**Data rows:**
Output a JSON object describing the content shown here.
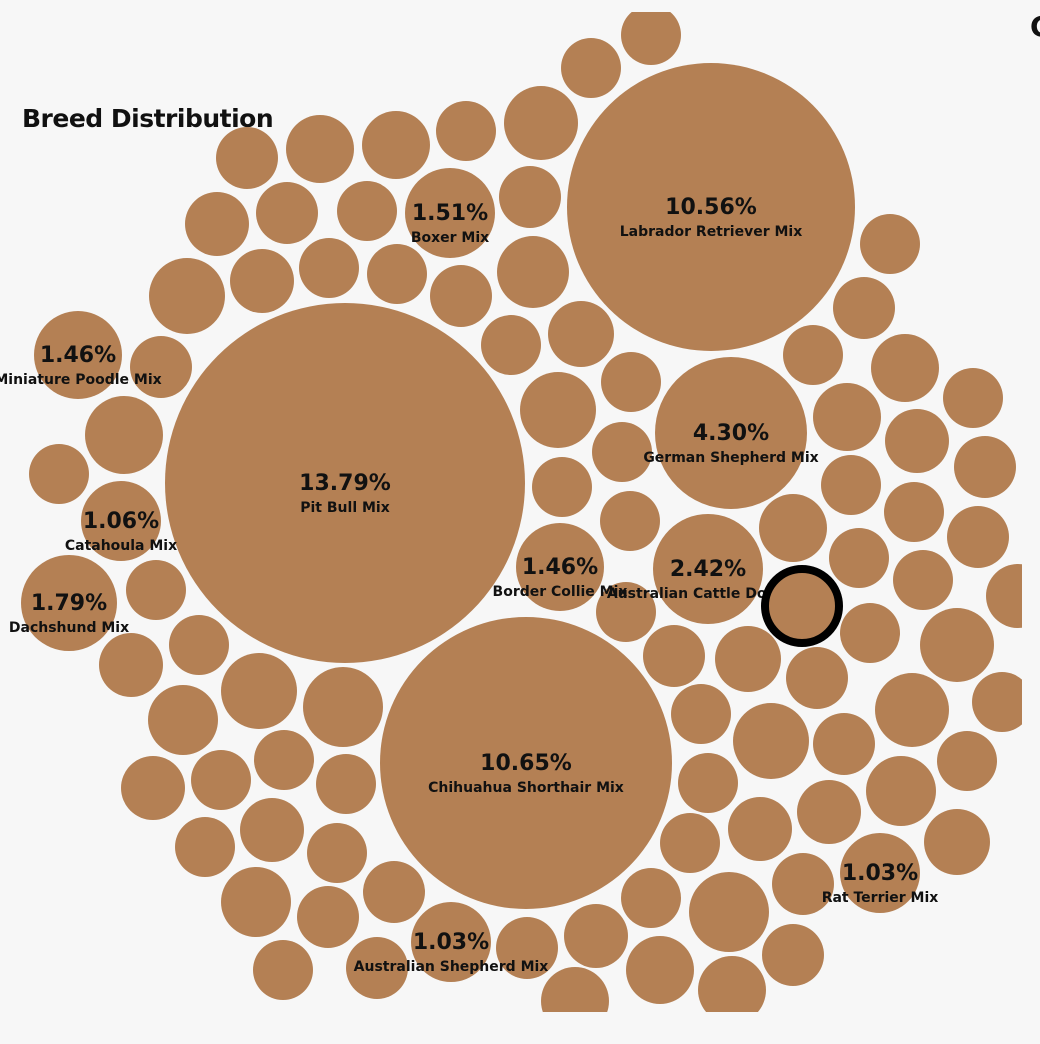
{
  "chart_data": {
    "type": "bubble",
    "title": "Breed Distribution",
    "unit": "%",
    "bubble_color": "#b48054",
    "highlight_color": "#000000",
    "labeled": [
      {
        "breed": "Pit Bull Mix",
        "value": 13.79
      },
      {
        "breed": "Chihuahua Shorthair Mix",
        "value": 10.65
      },
      {
        "breed": "Labrador Retriever Mix",
        "value": 10.56
      },
      {
        "breed": "German Shepherd Mix",
        "value": 4.3
      },
      {
        "breed": "Australian Cattle Dog Mix",
        "value": 2.42
      },
      {
        "breed": "Dachshund Mix",
        "value": 1.79
      },
      {
        "breed": "Boxer Mix",
        "value": 1.51
      },
      {
        "breed": "Miniature Poodle Mix",
        "value": 1.46
      },
      {
        "breed": "Border Collie Mix",
        "value": 1.46
      },
      {
        "breed": "Catahoula Mix",
        "value": 1.06
      },
      {
        "breed": "Australian Shepherd Mix",
        "value": 1.03
      },
      {
        "breed": "Rat Terrier Mix",
        "value": 1.03
      }
    ],
    "unlabeled_bubble_count": 123
  },
  "page": {
    "title": "Breed Distribution",
    "corner_glyph": "C"
  }
}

**The exercise:** Your copy should hold every record word for word and none of the pictures.

**The result:**
Output a JSON object describing the content shown here.
{
  "chart_data": {
    "type": "bubble",
    "title": "Breed Distribution",
    "unit": "%",
    "bubble_color": "#b48054",
    "highlight_color": "#000000",
    "labeled": [
      {
        "breed": "Pit Bull Mix",
        "value": 13.79
      },
      {
        "breed": "Chihuahua Shorthair Mix",
        "value": 10.65
      },
      {
        "breed": "Labrador Retriever Mix",
        "value": 10.56
      },
      {
        "breed": "German Shepherd Mix",
        "value": 4.3
      },
      {
        "breed": "Australian Cattle Dog Mix",
        "value": 2.42
      },
      {
        "breed": "Dachshund Mix",
        "value": 1.79
      },
      {
        "breed": "Boxer Mix",
        "value": 1.51
      },
      {
        "breed": "Miniature Poodle Mix",
        "value": 1.46
      },
      {
        "breed": "Border Collie Mix",
        "value": 1.46
      },
      {
        "breed": "Catahoula Mix",
        "value": 1.06
      },
      {
        "breed": "Australian Shepherd Mix",
        "value": 1.03
      },
      {
        "breed": "Rat Terrier Mix",
        "value": 1.03
      }
    ],
    "unlabeled_bubble_count": 123
  },
  "page": {
    "title": "Breed Distribution",
    "corner_glyph": "C"
  }
}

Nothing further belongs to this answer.